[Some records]
+++

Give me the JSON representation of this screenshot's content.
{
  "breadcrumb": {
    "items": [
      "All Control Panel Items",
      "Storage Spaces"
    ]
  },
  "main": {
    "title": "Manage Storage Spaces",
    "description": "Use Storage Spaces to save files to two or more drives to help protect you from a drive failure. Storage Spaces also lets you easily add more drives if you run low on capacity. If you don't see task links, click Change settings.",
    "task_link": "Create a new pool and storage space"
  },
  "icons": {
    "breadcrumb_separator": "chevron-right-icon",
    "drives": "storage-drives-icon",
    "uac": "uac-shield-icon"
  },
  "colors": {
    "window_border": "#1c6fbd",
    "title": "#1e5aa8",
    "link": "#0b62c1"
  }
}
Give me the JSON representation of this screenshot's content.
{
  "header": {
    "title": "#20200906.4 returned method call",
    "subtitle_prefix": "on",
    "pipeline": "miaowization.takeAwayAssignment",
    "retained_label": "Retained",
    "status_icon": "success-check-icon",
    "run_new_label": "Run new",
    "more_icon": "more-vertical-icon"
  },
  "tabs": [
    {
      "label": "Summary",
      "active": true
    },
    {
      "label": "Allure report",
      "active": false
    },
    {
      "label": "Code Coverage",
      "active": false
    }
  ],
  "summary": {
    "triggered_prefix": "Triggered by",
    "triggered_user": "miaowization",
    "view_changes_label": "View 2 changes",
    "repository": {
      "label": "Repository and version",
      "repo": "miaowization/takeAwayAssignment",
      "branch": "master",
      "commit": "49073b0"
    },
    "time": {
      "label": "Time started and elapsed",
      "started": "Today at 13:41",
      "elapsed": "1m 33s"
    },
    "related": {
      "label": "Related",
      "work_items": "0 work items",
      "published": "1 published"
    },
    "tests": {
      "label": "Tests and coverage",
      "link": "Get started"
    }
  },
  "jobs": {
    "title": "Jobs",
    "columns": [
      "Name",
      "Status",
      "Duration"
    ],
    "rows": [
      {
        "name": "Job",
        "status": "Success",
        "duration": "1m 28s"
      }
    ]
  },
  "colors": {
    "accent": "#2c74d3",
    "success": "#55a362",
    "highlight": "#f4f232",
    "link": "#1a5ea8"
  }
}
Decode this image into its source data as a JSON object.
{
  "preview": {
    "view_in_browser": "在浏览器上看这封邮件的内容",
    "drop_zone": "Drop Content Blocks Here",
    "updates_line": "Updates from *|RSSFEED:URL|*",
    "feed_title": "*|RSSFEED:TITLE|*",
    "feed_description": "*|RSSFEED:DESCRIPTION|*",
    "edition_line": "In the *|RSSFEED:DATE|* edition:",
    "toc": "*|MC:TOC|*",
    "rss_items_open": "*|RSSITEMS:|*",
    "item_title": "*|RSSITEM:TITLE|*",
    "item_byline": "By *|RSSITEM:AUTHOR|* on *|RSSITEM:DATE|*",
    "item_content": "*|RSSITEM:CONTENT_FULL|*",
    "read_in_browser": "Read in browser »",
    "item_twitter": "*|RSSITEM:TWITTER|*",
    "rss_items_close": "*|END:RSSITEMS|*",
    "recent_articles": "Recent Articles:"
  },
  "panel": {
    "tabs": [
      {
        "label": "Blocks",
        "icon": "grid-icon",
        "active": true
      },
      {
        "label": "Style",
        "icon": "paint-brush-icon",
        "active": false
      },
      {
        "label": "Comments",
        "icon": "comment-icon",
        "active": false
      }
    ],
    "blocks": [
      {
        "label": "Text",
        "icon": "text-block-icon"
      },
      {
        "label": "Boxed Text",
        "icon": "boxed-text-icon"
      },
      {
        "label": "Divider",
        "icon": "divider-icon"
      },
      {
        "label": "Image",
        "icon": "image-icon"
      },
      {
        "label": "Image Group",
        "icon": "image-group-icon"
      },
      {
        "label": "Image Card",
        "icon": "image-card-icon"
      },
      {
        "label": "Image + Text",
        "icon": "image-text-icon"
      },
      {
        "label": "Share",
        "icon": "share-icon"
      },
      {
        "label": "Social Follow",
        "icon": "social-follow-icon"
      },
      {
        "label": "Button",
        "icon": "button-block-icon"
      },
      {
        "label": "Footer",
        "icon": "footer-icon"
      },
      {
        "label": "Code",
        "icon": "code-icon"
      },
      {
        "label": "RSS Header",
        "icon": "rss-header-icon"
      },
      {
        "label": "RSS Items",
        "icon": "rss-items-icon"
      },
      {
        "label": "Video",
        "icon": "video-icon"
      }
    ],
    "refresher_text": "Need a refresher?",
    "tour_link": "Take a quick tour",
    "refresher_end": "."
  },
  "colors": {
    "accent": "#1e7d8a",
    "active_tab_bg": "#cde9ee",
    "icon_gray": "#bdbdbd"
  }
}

+++

### Short task
Retype every entry word for word.

### Output for this task
Give me the JSON representation of this screenshot's content.
{
  "breadcrumb": {
    "items": [
      "All Control Panel Items",
      "Storage Spaces"
    ]
  },
  "main": {
    "title": "Manage Storage Spaces",
    "description": "Use Storage Spaces to save files to two or more drives to help protect you from a drive failure. Storage Spaces also lets you easily add more drives if you run low on capacity. If you don't see task links, click Change settings.",
    "task_link": "Create a new pool and storage space"
  },
  "icons": {
    "breadcrumb_separator": "chevron-right-icon",
    "drives": "storage-drives-icon",
    "uac": "uac-shield-icon"
  },
  "colors": {
    "window_border": "#1c6fbd",
    "title": "#1e5aa8",
    "link": "#0b62c1"
  }
}
Give me the JSON representation of this screenshot's content.
{
  "header": {
    "title": "#20200906.4 returned method call",
    "subtitle_prefix": "on",
    "pipeline": "miaowization.takeAwayAssignment",
    "retained_label": "Retained",
    "status_icon": "success-check-icon",
    "run_new_label": "Run new",
    "more_icon": "more-vertical-icon"
  },
  "tabs": [
    {
      "label": "Summary",
      "active": true
    },
    {
      "label": "Allure report",
      "active": false
    },
    {
      "label": "Code Coverage",
      "active": false
    }
  ],
  "summary": {
    "triggered_prefix": "Triggered by",
    "triggered_user": "miaowization",
    "view_changes_label": "View 2 changes",
    "repository": {
      "label": "Repository and version",
      "repo": "miaowization/takeAwayAssignment",
      "branch": "master",
      "commit": "49073b0"
    },
    "time": {
      "label": "Time started and elapsed",
      "started": "Today at 13:41",
      "elapsed": "1m 33s"
    },
    "related": {
      "label": "Related",
      "work_items": "0 work items",
      "published": "1 published"
    },
    "tests": {
      "label": "Tests and coverage",
      "link": "Get started"
    }
  },
  "jobs": {
    "title": "Jobs",
    "columns": [
      "Name",
      "Status",
      "Duration"
    ],
    "rows": [
      {
        "name": "Job",
        "status": "Success",
        "duration": "1m 28s"
      }
    ]
  },
  "colors": {
    "accent": "#2c74d3",
    "success": "#55a362",
    "highlight": "#f4f232",
    "link": "#1a5ea8"
  }
}
Decode this image into its source data as a JSON object.
{
  "preview": {
    "view_in_browser": "在浏览器上看这封邮件的内容",
    "drop_zone": "Drop Content Blocks Here",
    "updates_line": "Updates from *|RSSFEED:URL|*",
    "feed_title": "*|RSSFEED:TITLE|*",
    "feed_description": "*|RSSFEED:DESCRIPTION|*",
    "edition_line": "In the *|RSSFEED:DATE|* edition:",
    "toc": "*|MC:TOC|*",
    "rss_items_open": "*|RSSITEMS:|*",
    "item_title": "*|RSSITEM:TITLE|*",
    "item_byline": "By *|RSSITEM:AUTHOR|* on *|RSSITEM:DATE|*",
    "item_content": "*|RSSITEM:CONTENT_FULL|*",
    "read_in_browser": "Read in browser »",
    "item_twitter": "*|RSSITEM:TWITTER|*",
    "rss_items_close": "*|END:RSSITEMS|*",
    "recent_articles": "Recent Articles:"
  },
  "panel": {
    "tabs": [
      {
        "label": "Blocks",
        "icon": "grid-icon",
        "active": true
      },
      {
        "label": "Style",
        "icon": "paint-brush-icon",
        "active": false
      },
      {
        "label": "Comments",
        "icon": "comment-icon",
        "active": false
      }
    ],
    "blocks": [
      {
        "label": "Text",
        "icon": "text-block-icon"
      },
      {
        "label": "Boxed Text",
        "icon": "boxed-text-icon"
      },
      {
        "label": "Divider",
        "icon": "divider-icon"
      },
      {
        "label": "Image",
        "icon": "image-icon"
      },
      {
        "label": "Image Group",
        "icon": "image-group-icon"
      },
      {
        "label": "Image Card",
        "icon": "image-card-icon"
      },
      {
        "label": "Image + Text",
        "icon": "image-text-icon"
      },
      {
        "label": "Share",
        "icon": "share-icon"
      },
      {
        "label": "Social Follow",
        "icon": "social-follow-icon"
      },
      {
        "label": "Button",
        "icon": "button-block-icon"
      },
      {
        "label": "Footer",
        "icon": "footer-icon"
      },
      {
        "label": "Code",
        "icon": "code-icon"
      },
      {
        "label": "RSS Header",
        "icon": "rss-header-icon"
      },
      {
        "label": "RSS Items",
        "icon": "rss-items-icon"
      },
      {
        "label": "Video",
        "icon": "video-icon"
      }
    ],
    "refresher_text": "Need a refresher?",
    "tour_link": "Take a quick tour",
    "refresher_end": "."
  },
  "colors": {
    "accent": "#1e7d8a",
    "active_tab_bg": "#cde9ee",
    "icon_gray": "#bdbdbd"
  }
}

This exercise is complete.